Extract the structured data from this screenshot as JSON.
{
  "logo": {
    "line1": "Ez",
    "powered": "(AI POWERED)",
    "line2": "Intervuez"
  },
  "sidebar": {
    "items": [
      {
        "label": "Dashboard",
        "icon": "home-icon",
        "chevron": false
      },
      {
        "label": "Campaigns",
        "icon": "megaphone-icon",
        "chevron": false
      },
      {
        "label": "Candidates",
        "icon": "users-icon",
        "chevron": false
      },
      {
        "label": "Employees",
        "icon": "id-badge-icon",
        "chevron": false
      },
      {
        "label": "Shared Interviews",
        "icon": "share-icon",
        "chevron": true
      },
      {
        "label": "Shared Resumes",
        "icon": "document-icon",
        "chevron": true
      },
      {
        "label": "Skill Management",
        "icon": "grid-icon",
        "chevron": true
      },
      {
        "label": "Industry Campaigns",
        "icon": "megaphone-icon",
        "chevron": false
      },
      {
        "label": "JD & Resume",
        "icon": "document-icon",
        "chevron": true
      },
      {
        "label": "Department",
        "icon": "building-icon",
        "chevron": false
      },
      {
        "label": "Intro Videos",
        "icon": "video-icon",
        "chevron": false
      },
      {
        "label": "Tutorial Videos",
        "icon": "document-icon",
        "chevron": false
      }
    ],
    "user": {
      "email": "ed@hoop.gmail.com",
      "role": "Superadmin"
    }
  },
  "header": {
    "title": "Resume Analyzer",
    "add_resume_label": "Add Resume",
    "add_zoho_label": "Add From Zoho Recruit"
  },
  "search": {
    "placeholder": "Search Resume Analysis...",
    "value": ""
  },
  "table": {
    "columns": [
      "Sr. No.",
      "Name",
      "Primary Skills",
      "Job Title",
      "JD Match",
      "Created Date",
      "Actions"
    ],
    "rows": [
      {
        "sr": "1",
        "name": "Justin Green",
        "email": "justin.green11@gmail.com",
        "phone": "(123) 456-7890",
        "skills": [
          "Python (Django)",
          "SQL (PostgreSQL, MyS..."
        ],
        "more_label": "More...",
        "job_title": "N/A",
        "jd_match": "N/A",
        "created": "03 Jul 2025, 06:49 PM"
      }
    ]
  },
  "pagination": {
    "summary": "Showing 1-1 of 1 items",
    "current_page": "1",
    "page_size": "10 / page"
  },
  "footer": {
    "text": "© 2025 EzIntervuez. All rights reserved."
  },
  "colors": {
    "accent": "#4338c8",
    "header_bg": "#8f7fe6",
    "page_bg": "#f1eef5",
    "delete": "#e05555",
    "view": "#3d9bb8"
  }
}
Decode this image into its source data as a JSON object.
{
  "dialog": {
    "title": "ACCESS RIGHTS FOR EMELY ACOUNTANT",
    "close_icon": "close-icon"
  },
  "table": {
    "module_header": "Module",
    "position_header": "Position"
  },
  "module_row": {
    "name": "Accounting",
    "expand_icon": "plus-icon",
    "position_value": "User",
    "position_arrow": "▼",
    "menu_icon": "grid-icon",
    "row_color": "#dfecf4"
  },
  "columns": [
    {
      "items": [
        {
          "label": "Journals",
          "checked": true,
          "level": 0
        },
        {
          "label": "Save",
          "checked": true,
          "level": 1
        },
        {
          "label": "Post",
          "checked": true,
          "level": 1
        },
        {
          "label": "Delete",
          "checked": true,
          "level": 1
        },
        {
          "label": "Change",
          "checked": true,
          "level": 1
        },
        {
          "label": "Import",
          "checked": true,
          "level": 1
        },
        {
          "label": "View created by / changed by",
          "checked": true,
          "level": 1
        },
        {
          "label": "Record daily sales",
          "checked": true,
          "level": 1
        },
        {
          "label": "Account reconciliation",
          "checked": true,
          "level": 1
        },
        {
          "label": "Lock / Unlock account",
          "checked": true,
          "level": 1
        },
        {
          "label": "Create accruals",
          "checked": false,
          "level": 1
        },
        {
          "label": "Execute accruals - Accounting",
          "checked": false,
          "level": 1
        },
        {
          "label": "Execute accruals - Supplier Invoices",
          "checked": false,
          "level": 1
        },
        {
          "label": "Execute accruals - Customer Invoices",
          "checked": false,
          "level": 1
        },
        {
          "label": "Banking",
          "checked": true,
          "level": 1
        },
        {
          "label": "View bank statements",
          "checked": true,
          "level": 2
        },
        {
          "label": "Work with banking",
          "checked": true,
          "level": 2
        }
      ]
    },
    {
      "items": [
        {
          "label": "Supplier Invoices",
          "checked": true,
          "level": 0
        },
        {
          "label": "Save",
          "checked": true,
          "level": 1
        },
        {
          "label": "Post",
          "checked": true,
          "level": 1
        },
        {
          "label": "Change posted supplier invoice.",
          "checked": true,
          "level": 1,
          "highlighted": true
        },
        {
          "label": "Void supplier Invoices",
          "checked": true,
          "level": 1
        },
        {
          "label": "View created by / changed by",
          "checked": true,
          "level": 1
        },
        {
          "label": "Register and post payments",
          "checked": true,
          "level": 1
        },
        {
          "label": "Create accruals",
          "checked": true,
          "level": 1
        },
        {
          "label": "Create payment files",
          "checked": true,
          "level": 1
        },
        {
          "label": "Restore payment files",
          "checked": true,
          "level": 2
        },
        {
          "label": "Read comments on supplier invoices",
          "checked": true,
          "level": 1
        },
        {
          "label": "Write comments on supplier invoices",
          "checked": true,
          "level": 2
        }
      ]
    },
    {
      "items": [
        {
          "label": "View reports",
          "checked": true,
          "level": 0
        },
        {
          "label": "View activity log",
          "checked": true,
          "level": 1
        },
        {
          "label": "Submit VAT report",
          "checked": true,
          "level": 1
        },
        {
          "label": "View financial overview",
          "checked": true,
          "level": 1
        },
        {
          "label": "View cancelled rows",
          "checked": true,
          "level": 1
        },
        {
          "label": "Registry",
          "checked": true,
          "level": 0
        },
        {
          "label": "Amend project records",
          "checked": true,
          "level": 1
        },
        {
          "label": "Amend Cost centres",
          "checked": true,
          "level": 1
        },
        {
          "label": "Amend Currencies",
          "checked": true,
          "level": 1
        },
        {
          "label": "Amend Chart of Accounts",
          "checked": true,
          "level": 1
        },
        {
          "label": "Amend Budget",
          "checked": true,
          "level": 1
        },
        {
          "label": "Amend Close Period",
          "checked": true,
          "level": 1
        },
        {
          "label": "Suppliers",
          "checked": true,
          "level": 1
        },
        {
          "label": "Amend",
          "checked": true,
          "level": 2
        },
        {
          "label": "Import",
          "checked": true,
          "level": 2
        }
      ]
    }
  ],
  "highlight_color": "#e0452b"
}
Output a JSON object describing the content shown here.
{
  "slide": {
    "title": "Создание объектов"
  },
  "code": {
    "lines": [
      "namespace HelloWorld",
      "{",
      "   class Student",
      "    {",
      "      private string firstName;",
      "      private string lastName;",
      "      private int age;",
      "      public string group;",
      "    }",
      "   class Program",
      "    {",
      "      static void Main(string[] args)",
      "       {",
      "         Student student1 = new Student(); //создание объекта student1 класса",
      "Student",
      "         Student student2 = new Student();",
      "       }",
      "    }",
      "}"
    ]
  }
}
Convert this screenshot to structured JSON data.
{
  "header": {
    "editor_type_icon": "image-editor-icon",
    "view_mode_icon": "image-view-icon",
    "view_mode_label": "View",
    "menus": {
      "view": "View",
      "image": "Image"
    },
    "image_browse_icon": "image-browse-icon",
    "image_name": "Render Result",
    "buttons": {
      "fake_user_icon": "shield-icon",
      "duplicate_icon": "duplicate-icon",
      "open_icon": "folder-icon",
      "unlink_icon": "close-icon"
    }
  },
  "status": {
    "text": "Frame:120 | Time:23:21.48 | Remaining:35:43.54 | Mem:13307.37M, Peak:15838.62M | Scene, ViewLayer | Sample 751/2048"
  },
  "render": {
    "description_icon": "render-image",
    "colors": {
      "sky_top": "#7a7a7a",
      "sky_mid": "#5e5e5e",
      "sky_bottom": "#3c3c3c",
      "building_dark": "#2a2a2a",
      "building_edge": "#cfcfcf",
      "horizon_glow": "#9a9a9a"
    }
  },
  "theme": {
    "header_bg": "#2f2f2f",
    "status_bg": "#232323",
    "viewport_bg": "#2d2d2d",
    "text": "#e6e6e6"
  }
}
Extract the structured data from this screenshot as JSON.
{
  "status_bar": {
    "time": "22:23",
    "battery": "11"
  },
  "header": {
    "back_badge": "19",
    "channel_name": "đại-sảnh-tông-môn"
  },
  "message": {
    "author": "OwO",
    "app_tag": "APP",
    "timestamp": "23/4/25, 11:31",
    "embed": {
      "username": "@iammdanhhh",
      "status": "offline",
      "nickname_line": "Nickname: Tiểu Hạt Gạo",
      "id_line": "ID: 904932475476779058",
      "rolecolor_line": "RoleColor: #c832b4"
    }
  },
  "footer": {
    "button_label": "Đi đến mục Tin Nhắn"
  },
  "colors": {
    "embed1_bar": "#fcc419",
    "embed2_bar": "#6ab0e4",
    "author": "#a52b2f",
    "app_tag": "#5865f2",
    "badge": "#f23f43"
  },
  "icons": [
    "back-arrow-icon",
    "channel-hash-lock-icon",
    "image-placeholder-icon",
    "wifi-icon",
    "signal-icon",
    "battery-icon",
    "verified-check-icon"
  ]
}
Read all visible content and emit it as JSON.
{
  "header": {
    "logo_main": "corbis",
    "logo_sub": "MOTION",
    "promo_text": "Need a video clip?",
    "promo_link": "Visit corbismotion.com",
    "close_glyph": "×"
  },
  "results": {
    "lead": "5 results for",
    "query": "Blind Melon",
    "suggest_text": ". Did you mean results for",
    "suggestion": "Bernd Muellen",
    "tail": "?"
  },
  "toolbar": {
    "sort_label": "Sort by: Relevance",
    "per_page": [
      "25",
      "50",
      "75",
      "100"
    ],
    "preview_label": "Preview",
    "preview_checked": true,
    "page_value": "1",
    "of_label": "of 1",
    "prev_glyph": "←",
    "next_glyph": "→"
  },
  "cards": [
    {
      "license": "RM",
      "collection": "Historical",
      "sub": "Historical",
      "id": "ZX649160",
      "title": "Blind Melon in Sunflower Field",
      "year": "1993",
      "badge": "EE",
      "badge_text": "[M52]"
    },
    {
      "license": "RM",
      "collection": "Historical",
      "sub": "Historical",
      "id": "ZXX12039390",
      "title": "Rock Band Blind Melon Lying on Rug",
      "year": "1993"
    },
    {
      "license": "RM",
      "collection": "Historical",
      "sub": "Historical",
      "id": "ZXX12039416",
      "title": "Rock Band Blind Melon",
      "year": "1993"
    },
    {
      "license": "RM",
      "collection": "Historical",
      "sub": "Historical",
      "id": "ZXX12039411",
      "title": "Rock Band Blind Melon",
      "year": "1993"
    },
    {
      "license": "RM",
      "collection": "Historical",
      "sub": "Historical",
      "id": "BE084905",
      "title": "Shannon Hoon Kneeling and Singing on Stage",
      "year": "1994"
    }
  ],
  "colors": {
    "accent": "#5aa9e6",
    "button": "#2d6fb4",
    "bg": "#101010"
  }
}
-----
#### What is asked:
Reproduce the records above exactly, starting with the line that contains "Read all visible content and emit it as JSON." and ending with the last line.

#### Finished answer:
Read all visible content and emit it as JSON.
{
  "header": {
    "logo_main": "corbis",
    "logo_sub": "MOTION",
    "promo_text": "Need a video clip?",
    "promo_link": "Visit corbismotion.com",
    "close_glyph": "×"
  },
  "results": {
    "lead": "5 results for",
    "query": "Blind Melon",
    "suggest_text": ". Did you mean results for",
    "suggestion": "Bernd Muellen",
    "tail": "?"
  },
  "toolbar": {
    "sort_label": "Sort by: Relevance",
    "per_page": [
      "25",
      "50",
      "75",
      "100"
    ],
    "preview_label": "Preview",
    "preview_checked": true,
    "page_value": "1",
    "of_label": "of 1",
    "prev_glyph": "←",
    "next_glyph": "→"
  },
  "cards": [
    {
      "license": "RM",
      "collection": "Historical",
      "sub": "Historical",
      "id": "ZX649160",
      "title": "Blind Melon in Sunflower Field",
      "year": "1993",
      "badge": "EE",
      "badge_text": "[M52]"
    },
    {
      "license": "RM",
      "collection": "Historical",
      "sub": "Historical",
      "id": "ZXX12039390",
      "title": "Rock Band Blind Melon Lying on Rug",
      "year": "1993"
    },
    {
      "license": "RM",
      "collection": "Historical",
      "sub": "Historical",
      "id": "ZXX12039416",
      "title": "Rock Band Blind Melon",
      "year": "1993"
    },
    {
      "license": "RM",
      "collection": "Historical",
      "sub": "Historical",
      "id": "ZXX12039411",
      "title": "Rock Band Blind Melon",
      "year": "1993"
    },
    {
      "license": "RM",
      "collection": "Historical",
      "sub": "Historical",
      "id": "BE084905",
      "title": "Shannon Hoon Kneeling and Singing on Stage",
      "year": "1994"
    }
  ],
  "colors": {
    "accent": "#5aa9e6",
    "button": "#2d6fb4",
    "bg": "#101010"
  }
}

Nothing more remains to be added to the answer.